Return a copy of each line that holds the string "label".
******************************
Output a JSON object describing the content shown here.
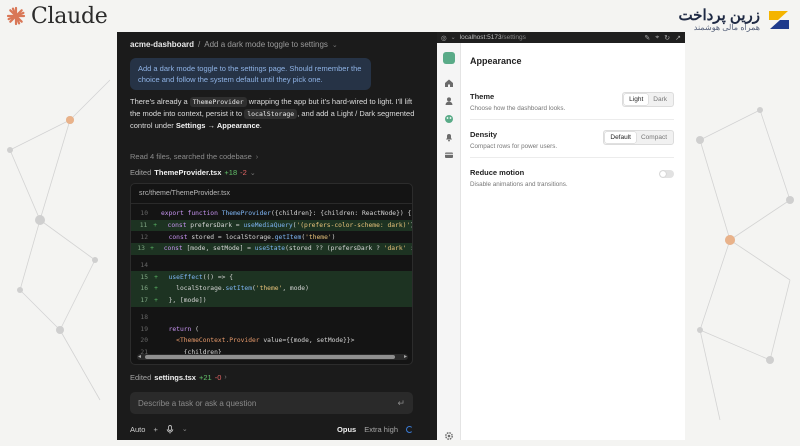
{
  "branding": {
    "left_name": "Claude",
    "right_name": "زرین پرداخت",
    "right_tagline": "همراه مالی هوشمند"
  },
  "chat": {
    "project": "acme-dashboard",
    "separator": "/",
    "thread_title": "Add a dark mode toggle to settings",
    "user_message": "Add a dark mode toggle to the settings page. Should remember the choice and follow the system default until they pick one.",
    "assistant": {
      "t1": "There's already a ",
      "c1": "ThemeProvider",
      "t2": " wrapping the app but it's hard-wired to light. I'll lift the mode into context, persist it to ",
      "c2": "localStorage",
      "t3": ", and add a Light / Dark segmented control under ",
      "b1": "Settings → Appearance",
      "t4": "."
    },
    "activity": "Read 4 files, searched the codebase",
    "edit1": {
      "prefix": "Edited",
      "file": "ThemeProvider.tsx",
      "added": "+18",
      "removed": "-2"
    },
    "edit2": {
      "prefix": "Edited",
      "file": "settings.tsx",
      "added": "+21",
      "removed": "-0"
    },
    "diff": {
      "path": "src/theme/ThemeProvider.tsx",
      "lines": [
        {
          "n": "10",
          "sign": "",
          "code": "export function ThemeProvider({children}: {children: ReactNode}) {",
          "added": false
        },
        {
          "n": "11",
          "sign": "+",
          "code": "  const prefersDark = useMediaQuery('(prefers-color-scheme: dark)')",
          "added": true
        },
        {
          "n": "12",
          "sign": "",
          "code": "  const stored = localStorage.getItem('theme')",
          "added": false
        },
        {
          "n": "13",
          "sign": "+",
          "code": "  const [mode, setMode] = useState(stored ?? (prefersDark ? 'dark' :",
          "added": true
        },
        {
          "n": "14",
          "sign": "",
          "code": "",
          "added": false
        },
        {
          "n": "15",
          "sign": "+",
          "code": "  useEffect(() => {",
          "added": true
        },
        {
          "n": "16",
          "sign": "+",
          "code": "    localStorage.setItem('theme', mode)",
          "added": true
        },
        {
          "n": "17",
          "sign": "+",
          "code": "  }, [mode])",
          "added": true
        },
        {
          "n": "18",
          "sign": "",
          "code": "",
          "added": false
        },
        {
          "n": "19",
          "sign": "",
          "code": "  return (",
          "added": false
        },
        {
          "n": "20",
          "sign": "",
          "code": "    <ThemeContext.Provider value={{mode, setMode}}>",
          "added": false
        },
        {
          "n": "21",
          "sign": "",
          "code": "      {children}",
          "added": false
        }
      ]
    },
    "composer_placeholder": "Describe a task or ask a question",
    "footer": {
      "mode": "Auto",
      "model": "Opus",
      "effort": "Extra high"
    }
  },
  "preview": {
    "url_host": "localhost:5173",
    "url_path": "/settings",
    "page_title": "Appearance",
    "settings": [
      {
        "label": "Theme",
        "desc": "Choose how the dashboard looks.",
        "options": [
          "Light",
          "Dark"
        ],
        "selected": "Light"
      },
      {
        "label": "Density",
        "desc": "Compact rows for power users.",
        "options": [
          "Default",
          "Compact"
        ],
        "selected": "Default"
      },
      {
        "label": "Reduce motion",
        "desc": "Disable animations and transitions.",
        "toggle_on": false
      }
    ]
  },
  "colors": {
    "app_bg": "#1b1b1b",
    "user_bubble": "#263346",
    "diff_add": "#1d3322",
    "accent_green": "#5aab88",
    "added_text": "#62c06a",
    "removed_text": "#e06464"
  }
}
******************************
* **Completed exercise**
        "label": "Theme",
        "label": "Density",
        "label": "Reduce motion",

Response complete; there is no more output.